Extract each line holding the word "must" from the entries.

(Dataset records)
>> Start

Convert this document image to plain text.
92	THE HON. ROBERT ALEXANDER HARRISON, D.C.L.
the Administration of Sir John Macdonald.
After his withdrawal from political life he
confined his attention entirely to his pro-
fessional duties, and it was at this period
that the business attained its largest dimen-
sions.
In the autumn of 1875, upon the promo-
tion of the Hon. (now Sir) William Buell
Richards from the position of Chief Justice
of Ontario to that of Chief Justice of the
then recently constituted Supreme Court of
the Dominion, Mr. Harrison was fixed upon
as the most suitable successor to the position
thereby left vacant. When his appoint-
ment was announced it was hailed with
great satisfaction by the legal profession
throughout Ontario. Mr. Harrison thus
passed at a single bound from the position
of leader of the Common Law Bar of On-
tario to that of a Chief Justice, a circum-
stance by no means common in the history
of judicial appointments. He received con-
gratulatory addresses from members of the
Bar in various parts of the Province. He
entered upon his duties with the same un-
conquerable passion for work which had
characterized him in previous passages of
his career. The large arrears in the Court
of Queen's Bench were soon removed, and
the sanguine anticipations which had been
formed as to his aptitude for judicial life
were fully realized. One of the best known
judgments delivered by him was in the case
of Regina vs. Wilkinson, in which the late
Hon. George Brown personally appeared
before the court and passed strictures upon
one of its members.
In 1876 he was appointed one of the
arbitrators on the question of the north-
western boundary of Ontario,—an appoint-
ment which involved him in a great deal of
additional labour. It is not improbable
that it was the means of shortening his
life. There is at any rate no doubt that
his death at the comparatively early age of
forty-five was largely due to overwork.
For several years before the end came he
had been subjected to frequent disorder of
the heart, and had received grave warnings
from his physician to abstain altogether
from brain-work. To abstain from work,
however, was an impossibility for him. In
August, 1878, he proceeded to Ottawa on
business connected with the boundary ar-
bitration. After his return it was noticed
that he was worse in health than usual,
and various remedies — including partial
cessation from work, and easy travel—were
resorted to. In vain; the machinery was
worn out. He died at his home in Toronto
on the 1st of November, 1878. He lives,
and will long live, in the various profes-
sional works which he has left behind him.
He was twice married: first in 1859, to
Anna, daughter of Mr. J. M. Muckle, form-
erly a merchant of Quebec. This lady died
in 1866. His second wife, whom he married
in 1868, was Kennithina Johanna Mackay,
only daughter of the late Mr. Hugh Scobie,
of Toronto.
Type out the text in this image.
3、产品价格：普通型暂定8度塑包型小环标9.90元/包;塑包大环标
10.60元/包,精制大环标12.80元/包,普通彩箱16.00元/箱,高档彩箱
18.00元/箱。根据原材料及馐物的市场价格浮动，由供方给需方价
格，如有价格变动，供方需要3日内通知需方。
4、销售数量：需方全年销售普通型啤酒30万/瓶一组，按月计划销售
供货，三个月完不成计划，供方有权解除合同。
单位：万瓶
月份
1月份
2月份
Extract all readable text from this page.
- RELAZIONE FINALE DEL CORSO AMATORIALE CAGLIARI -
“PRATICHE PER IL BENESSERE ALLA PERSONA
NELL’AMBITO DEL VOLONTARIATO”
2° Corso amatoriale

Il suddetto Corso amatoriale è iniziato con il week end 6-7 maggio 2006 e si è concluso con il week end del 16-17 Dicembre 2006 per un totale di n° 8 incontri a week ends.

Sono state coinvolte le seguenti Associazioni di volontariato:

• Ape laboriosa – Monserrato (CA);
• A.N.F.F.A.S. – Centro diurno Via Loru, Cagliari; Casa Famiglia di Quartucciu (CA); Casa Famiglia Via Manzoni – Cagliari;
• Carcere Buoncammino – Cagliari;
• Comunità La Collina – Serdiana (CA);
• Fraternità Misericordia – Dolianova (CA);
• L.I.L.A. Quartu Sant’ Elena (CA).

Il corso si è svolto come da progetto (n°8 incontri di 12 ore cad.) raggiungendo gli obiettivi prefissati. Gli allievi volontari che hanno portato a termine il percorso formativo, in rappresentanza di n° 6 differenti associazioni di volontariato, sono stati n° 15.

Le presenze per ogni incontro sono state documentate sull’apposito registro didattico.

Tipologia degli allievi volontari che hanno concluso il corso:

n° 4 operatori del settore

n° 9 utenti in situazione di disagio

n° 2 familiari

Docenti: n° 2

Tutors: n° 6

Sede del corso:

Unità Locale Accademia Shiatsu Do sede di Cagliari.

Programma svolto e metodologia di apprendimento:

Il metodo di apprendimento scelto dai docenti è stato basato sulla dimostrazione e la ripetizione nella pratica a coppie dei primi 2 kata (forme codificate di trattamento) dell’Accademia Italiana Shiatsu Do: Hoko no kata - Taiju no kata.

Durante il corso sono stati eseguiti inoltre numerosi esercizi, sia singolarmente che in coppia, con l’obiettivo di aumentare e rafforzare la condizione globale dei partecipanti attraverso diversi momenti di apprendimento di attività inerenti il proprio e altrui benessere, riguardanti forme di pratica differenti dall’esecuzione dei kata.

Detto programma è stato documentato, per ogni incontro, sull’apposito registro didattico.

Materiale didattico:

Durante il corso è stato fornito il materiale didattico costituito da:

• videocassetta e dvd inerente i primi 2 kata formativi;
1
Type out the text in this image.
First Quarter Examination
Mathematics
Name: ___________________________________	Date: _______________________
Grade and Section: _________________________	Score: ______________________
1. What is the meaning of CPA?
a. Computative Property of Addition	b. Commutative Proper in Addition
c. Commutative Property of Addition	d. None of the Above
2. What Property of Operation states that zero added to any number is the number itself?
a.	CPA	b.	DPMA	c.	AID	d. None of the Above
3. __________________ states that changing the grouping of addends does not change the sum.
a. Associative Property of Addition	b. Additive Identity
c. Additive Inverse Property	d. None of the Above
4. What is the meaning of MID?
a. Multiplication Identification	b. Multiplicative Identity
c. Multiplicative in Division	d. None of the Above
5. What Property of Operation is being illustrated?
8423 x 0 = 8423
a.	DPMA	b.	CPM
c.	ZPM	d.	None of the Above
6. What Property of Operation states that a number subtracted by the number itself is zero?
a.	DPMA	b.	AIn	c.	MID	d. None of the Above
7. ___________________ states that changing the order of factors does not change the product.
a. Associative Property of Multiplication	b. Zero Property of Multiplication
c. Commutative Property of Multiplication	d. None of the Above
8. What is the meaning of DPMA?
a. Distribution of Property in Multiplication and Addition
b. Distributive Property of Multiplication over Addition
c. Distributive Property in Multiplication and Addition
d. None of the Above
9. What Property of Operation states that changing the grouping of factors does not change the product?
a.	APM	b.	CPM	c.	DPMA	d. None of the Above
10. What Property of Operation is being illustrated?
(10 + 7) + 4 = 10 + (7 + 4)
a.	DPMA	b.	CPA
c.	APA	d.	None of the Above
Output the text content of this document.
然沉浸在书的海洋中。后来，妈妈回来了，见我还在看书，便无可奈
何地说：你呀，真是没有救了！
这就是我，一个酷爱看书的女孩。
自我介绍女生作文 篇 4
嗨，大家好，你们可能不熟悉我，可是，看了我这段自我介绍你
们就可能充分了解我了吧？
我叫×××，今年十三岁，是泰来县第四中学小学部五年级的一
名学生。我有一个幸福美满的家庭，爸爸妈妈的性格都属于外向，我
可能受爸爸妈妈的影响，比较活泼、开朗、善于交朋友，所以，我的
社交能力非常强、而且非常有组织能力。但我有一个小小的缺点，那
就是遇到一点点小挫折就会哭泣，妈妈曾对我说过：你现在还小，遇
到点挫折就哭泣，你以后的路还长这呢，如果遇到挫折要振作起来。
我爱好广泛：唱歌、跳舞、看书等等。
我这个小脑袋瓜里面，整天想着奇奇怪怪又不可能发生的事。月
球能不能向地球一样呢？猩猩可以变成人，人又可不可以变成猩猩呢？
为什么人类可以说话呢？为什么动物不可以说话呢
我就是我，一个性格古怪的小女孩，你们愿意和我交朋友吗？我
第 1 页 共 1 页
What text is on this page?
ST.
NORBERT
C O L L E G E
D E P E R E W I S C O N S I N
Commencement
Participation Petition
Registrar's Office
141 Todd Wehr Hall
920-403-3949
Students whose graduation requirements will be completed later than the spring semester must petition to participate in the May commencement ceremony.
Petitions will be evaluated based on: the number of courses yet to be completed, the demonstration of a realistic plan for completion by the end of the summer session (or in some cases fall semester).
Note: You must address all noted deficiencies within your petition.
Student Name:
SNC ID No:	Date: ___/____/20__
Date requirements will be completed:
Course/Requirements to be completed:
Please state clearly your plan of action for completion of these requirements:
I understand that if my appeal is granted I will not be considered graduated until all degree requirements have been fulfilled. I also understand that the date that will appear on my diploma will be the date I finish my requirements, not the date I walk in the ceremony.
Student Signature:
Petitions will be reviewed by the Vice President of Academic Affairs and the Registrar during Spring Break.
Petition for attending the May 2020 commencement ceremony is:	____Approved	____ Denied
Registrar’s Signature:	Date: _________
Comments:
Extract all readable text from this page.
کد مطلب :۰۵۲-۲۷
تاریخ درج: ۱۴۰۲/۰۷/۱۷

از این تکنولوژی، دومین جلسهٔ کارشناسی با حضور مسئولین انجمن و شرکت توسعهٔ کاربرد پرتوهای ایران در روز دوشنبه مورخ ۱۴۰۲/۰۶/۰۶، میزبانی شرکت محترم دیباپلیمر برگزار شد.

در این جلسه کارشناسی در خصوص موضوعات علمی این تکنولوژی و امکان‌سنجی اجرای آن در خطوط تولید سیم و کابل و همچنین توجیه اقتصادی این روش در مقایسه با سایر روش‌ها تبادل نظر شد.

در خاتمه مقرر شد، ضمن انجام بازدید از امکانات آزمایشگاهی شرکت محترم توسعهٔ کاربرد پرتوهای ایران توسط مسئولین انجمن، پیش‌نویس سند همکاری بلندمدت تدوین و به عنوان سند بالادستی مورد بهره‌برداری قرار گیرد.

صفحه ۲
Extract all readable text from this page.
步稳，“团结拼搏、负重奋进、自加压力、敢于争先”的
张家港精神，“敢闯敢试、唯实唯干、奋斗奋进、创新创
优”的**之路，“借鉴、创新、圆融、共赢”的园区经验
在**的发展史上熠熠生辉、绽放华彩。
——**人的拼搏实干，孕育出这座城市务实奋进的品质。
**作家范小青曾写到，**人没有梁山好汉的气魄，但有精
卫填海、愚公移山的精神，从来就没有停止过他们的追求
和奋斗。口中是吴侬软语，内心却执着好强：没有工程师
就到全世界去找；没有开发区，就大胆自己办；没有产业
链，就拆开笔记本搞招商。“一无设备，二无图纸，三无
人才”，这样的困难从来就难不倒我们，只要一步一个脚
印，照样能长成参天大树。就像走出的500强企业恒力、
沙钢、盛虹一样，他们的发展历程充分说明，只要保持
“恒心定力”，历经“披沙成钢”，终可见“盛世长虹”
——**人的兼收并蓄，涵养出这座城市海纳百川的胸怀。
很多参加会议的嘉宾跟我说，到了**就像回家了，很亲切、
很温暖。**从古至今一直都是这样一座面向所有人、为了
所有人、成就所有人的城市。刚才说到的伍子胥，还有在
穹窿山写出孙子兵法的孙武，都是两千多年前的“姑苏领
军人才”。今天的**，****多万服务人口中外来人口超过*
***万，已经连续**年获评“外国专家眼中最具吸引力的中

>> End

> [Finished answer]
Students whose graduation requirements will be completed later than the spring semester must petition to participate in the May commencement ceremony.
Note: You must address all noted deficiencies within your petition.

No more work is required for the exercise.